• _YOUR TASK_:
Track down the lines that contain "porter" and copy them.

### RECORDS TO USE

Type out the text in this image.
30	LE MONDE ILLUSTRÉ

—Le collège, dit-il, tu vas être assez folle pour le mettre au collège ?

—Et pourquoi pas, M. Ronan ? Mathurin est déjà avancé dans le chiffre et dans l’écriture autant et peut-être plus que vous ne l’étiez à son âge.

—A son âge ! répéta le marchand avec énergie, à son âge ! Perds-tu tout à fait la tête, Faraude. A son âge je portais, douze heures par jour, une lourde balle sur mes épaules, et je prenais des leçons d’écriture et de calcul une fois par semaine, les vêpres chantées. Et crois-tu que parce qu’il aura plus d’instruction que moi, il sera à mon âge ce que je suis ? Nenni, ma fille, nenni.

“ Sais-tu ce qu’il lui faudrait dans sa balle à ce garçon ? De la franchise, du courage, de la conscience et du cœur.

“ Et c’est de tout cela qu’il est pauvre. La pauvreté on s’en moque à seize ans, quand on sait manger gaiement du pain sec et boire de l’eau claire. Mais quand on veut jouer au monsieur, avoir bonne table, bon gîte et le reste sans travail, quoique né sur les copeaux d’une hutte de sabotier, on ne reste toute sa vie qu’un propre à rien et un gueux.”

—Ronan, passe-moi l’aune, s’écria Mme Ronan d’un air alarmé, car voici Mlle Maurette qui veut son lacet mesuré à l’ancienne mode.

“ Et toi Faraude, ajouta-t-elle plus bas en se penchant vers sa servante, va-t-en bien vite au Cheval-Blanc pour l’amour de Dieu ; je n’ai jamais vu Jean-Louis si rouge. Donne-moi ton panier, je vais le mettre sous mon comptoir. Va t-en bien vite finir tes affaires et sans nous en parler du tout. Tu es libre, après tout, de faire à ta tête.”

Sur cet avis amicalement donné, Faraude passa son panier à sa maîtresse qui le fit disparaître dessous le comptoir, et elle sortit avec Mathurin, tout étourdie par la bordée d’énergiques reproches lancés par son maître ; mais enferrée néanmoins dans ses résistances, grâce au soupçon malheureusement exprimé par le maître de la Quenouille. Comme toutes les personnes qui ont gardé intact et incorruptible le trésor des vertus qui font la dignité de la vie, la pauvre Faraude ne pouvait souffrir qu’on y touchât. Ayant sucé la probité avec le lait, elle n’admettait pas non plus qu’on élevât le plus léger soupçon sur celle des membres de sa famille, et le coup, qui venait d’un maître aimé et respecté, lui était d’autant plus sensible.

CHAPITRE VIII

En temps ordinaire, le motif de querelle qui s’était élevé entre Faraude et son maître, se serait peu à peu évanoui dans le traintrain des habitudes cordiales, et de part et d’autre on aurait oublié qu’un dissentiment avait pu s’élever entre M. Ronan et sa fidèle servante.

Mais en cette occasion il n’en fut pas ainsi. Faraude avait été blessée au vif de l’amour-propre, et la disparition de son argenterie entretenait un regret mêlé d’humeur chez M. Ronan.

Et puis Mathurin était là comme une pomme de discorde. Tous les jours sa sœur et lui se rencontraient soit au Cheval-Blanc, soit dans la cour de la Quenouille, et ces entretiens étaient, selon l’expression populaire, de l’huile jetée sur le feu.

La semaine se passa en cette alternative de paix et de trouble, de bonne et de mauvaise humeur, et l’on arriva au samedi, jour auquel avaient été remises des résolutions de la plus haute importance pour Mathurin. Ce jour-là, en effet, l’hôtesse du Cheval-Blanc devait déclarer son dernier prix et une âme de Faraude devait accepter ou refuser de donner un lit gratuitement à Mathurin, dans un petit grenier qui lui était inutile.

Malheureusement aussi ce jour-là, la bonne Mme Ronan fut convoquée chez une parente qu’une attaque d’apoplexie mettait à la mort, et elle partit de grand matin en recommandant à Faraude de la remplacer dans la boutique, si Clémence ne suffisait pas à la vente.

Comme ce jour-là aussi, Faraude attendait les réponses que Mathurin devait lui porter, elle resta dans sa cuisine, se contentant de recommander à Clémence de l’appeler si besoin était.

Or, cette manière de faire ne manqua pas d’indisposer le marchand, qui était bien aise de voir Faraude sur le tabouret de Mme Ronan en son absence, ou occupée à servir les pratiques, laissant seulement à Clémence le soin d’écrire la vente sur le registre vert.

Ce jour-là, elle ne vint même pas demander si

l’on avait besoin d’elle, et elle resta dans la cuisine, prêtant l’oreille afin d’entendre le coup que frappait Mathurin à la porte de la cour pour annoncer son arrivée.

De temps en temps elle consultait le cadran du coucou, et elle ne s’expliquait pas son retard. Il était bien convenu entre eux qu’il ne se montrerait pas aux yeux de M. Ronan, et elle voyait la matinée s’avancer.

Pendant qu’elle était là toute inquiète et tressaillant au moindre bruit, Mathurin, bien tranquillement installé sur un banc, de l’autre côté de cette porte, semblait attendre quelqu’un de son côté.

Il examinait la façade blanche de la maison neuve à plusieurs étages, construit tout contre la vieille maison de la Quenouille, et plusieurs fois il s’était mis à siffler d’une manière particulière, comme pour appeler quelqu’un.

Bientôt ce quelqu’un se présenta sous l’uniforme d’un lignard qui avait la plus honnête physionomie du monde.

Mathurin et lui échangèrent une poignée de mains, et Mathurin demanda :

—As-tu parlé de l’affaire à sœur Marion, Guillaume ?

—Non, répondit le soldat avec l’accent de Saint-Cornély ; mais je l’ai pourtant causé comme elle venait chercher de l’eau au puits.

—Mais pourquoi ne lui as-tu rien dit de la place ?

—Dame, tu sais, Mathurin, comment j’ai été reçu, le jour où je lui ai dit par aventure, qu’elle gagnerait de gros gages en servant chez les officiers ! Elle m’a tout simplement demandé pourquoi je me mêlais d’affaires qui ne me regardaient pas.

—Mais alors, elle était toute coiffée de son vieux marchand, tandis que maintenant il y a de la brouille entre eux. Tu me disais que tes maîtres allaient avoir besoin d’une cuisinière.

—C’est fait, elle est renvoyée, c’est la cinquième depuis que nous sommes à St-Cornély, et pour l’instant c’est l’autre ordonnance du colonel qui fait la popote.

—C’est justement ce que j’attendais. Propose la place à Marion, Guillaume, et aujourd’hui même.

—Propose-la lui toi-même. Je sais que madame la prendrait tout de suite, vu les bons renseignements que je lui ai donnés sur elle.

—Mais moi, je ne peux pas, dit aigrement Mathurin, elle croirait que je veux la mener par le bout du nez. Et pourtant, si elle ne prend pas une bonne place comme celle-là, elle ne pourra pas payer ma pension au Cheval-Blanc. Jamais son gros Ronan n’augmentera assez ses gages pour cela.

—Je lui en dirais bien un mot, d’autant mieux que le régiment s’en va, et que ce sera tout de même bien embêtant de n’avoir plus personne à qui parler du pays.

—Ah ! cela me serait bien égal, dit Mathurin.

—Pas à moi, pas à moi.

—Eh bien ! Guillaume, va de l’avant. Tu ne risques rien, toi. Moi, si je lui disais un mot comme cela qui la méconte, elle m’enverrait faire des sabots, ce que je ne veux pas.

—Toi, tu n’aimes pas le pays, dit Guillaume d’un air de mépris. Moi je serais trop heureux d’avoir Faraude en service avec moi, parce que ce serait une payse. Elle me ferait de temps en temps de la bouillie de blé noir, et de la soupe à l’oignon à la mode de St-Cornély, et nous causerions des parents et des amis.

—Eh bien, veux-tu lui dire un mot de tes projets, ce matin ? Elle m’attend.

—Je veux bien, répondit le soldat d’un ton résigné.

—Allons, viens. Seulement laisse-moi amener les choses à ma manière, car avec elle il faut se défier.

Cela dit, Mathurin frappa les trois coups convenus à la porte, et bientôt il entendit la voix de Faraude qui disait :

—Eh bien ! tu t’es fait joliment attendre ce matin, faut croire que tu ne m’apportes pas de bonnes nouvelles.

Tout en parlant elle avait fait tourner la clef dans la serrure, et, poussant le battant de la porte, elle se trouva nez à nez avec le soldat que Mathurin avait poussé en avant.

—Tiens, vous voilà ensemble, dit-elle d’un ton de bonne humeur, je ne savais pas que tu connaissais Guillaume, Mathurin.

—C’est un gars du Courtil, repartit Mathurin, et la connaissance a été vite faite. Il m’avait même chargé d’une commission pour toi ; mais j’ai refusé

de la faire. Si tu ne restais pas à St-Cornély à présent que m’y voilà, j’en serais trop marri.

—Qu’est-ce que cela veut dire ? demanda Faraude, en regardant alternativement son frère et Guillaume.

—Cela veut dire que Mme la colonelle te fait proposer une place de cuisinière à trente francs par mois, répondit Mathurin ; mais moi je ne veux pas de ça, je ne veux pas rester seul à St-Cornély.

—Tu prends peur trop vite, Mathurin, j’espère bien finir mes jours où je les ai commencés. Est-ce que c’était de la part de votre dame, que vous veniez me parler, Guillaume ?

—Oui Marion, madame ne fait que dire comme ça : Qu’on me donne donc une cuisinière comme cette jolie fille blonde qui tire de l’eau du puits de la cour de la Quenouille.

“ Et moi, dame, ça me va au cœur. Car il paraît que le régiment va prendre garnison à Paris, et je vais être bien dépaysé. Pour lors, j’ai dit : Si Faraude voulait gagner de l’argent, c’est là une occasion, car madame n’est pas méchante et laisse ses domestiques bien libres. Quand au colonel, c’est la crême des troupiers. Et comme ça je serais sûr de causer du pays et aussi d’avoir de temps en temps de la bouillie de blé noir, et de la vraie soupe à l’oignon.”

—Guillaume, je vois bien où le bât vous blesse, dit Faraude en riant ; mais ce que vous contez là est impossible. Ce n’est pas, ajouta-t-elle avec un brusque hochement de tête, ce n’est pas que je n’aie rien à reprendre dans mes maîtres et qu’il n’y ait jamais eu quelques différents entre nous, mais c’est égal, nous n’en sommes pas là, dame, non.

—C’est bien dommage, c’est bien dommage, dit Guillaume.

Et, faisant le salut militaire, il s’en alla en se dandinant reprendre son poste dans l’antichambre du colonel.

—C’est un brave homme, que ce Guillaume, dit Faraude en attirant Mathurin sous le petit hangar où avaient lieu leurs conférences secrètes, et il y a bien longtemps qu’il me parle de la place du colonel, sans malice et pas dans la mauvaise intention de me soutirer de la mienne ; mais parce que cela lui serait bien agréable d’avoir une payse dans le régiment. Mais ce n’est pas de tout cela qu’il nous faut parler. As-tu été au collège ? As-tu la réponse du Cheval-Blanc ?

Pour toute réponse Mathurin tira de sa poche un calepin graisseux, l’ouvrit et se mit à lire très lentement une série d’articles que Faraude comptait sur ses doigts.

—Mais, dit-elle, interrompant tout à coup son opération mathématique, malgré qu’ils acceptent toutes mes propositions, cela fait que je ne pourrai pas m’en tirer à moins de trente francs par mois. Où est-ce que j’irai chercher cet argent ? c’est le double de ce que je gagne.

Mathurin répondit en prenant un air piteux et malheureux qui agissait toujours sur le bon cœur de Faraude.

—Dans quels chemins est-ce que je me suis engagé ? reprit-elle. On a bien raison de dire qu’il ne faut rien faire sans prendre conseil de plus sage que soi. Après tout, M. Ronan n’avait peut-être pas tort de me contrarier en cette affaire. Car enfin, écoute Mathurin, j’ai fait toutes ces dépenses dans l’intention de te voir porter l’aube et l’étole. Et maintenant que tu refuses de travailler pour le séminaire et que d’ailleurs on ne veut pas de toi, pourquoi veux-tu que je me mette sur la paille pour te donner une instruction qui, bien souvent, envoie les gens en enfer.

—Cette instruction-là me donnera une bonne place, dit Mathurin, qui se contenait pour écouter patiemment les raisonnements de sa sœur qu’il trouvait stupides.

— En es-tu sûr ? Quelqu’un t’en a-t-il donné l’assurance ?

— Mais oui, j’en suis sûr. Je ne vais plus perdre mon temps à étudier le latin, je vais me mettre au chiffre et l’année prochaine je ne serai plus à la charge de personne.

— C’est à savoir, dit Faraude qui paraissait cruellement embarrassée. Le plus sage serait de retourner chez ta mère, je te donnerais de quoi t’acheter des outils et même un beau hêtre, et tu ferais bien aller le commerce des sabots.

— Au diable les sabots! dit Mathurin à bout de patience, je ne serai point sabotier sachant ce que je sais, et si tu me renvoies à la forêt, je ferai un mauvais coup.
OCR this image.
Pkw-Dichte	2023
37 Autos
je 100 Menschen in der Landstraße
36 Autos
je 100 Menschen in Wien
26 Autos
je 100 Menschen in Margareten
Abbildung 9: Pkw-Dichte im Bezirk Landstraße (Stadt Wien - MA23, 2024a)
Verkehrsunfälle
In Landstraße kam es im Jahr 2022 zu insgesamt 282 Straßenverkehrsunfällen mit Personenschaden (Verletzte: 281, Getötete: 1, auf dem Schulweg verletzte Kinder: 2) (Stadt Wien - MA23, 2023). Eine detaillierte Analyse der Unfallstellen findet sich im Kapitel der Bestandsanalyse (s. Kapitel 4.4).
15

######

• _EXERCISE RESPONSE_:
Comme ce jour-là aussi, Faraude attendait les réponses que Mathurin devait lui porter, elle resta dans sa cuisine, se contentant de recommander à Clémence de l’appeler si besoin était.
—Dans quels chemins est-ce que je me suis engagé ? reprit-elle. On a bien raison de dire qu’il ne faut rien faire sans prendre conseil de plus sage que soi. Après tout, M. Ronan n’avait peut-être pas tort de me contrarier en cette affaire. Car enfin, écoute Mathurin, j’ai fait toutes ces dépenses dans l’intention de te voir porter l’aube et l’étole. Et maintenant que tu refuses de travailler pour le séminaire et que d’ailleurs on ne veut pas de toi, pourquoi veux-tu que je me mette sur la paille pour te donner une instruction qui, bien souvent, envoie les gens en enfer.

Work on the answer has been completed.